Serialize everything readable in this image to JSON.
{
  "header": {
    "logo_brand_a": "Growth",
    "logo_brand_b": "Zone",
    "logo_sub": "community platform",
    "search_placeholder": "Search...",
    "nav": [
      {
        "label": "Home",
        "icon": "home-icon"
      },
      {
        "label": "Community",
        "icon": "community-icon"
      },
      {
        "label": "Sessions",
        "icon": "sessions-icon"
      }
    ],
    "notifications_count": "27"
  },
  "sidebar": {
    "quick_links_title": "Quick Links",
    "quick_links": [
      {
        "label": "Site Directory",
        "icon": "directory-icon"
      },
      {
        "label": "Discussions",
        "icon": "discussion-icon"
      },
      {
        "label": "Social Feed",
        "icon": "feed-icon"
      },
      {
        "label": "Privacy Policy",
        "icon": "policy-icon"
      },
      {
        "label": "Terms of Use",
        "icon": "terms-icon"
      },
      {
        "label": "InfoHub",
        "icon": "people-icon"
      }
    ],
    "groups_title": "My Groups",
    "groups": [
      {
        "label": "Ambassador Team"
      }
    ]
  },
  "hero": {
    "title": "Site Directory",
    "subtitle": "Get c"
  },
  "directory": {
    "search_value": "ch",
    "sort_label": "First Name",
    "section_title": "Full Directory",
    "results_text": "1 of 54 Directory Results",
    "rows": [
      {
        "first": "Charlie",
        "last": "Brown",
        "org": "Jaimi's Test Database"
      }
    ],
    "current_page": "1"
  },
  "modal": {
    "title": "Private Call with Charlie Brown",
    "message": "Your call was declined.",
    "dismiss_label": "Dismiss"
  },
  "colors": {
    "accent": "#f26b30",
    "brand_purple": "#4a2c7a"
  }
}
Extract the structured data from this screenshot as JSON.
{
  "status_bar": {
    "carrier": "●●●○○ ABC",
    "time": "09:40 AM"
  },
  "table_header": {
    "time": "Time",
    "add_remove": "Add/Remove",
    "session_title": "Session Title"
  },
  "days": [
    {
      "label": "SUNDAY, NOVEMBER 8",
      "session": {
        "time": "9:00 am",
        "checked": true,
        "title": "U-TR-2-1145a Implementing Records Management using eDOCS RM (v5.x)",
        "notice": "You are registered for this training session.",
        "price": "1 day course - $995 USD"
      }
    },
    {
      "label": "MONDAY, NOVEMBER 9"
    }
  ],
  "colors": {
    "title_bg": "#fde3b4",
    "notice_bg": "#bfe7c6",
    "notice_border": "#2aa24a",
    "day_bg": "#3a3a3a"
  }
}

────

__Problem description__: Determine how many lines of the data contain the word "Site", and reply with that number only.

__Answer to the exercise__: 2